* [WHAT TO WORK ON]: Gather the lines from the material that contain "Create".

* [DATA ROWS]:
□ □ □ □

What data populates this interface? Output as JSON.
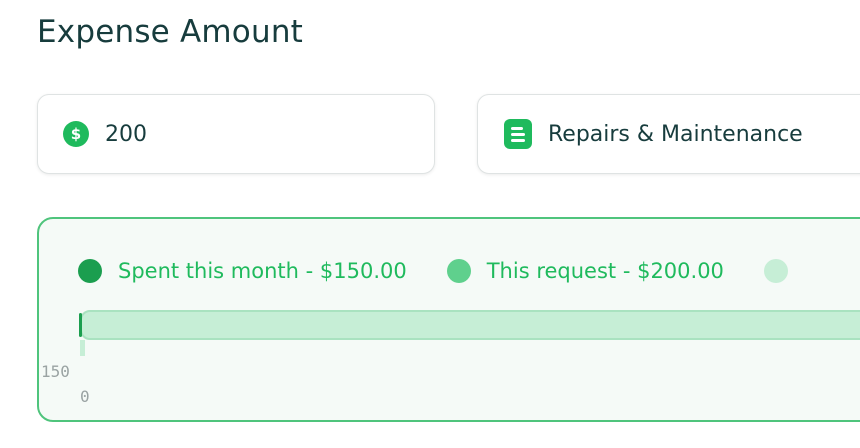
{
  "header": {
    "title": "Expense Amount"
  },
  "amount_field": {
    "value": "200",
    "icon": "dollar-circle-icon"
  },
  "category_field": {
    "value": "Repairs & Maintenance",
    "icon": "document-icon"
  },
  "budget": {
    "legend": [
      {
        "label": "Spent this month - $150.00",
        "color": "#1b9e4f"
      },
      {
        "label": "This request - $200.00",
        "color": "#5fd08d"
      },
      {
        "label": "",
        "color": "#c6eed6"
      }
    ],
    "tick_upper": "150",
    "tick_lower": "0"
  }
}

□ □ □ □

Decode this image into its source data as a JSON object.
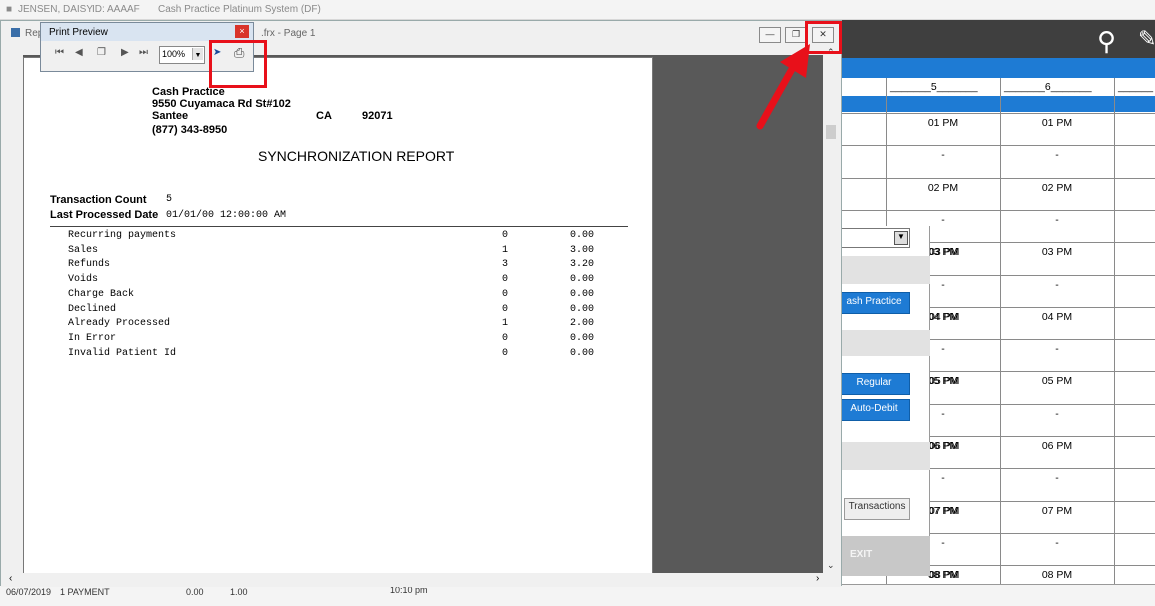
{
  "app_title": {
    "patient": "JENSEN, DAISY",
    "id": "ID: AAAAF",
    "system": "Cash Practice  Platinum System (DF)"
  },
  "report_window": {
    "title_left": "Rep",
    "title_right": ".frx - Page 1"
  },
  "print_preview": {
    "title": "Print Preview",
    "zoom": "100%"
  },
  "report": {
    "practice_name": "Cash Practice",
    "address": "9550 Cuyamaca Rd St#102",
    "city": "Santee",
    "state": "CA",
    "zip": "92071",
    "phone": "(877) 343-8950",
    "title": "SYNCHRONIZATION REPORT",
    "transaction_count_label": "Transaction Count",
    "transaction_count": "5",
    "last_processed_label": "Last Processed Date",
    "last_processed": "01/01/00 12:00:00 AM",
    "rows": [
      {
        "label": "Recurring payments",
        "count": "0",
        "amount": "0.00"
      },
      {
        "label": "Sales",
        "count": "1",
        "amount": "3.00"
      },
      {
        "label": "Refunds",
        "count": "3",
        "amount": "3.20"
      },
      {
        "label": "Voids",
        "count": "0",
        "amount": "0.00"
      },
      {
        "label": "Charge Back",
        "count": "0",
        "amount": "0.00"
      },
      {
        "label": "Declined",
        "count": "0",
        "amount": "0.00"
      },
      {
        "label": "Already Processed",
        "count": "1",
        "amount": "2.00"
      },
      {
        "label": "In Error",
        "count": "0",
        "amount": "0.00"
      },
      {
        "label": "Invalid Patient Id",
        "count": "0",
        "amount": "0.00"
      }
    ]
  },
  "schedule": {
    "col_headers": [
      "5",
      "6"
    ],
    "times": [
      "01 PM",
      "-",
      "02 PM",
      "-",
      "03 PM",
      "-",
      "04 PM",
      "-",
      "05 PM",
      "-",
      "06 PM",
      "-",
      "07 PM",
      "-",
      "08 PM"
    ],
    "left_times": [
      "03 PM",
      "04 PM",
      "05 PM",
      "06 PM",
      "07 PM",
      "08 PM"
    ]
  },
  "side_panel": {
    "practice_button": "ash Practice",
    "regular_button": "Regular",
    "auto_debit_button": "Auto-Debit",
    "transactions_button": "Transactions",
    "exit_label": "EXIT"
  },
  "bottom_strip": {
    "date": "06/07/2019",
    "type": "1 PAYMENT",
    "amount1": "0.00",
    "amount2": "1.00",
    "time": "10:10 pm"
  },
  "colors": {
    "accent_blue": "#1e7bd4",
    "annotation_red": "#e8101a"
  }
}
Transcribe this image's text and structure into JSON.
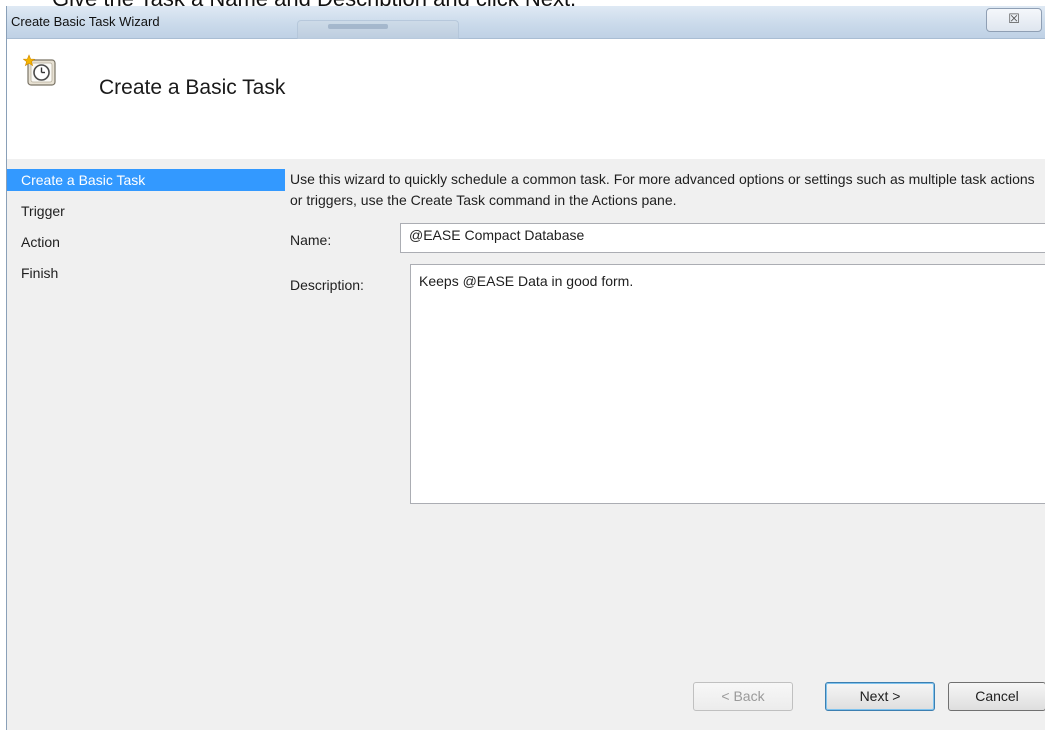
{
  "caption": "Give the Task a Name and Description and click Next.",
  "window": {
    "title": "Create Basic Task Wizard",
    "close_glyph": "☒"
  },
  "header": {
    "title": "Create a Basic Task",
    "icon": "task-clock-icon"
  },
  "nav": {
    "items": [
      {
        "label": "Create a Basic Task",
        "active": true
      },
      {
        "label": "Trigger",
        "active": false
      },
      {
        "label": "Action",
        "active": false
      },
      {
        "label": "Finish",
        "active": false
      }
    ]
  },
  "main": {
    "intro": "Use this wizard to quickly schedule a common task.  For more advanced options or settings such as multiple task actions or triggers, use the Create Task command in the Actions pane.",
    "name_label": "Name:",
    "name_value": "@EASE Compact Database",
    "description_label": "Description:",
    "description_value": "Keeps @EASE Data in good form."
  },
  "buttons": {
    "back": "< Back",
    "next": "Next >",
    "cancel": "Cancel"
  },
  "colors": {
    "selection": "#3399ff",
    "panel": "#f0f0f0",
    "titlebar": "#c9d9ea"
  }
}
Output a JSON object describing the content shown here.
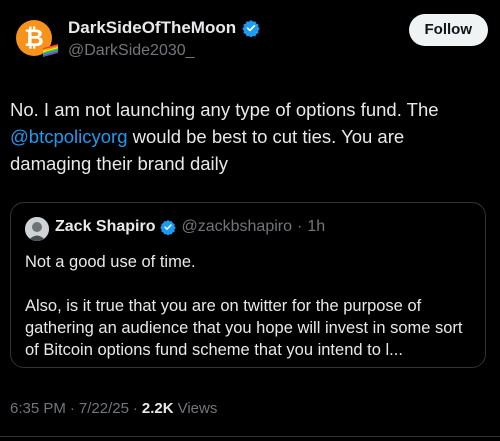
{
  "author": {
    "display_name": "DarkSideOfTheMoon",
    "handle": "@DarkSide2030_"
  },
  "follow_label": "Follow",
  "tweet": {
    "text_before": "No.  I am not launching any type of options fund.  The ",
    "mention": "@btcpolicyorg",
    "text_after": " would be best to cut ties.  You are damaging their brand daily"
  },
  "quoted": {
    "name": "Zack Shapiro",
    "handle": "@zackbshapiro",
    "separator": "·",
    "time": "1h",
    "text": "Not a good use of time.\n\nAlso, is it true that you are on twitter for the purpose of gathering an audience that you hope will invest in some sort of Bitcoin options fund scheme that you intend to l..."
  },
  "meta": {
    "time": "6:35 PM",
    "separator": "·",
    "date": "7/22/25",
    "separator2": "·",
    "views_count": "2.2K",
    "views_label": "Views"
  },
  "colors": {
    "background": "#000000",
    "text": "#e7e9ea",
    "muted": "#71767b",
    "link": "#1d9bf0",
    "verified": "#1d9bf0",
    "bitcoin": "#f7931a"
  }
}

□ □ □ □

* [FINAL RESULT]:
    "title": "Create Basic Task Wizard",
    "title": "Create a Basic Task",
        "label": "Create a Basic Task",
    "intro": "Use this wizard to quickly schedule a common task.  For more advanced options or settings such as multiple task actions or triggers, use the Create Task command in the Actions pane.",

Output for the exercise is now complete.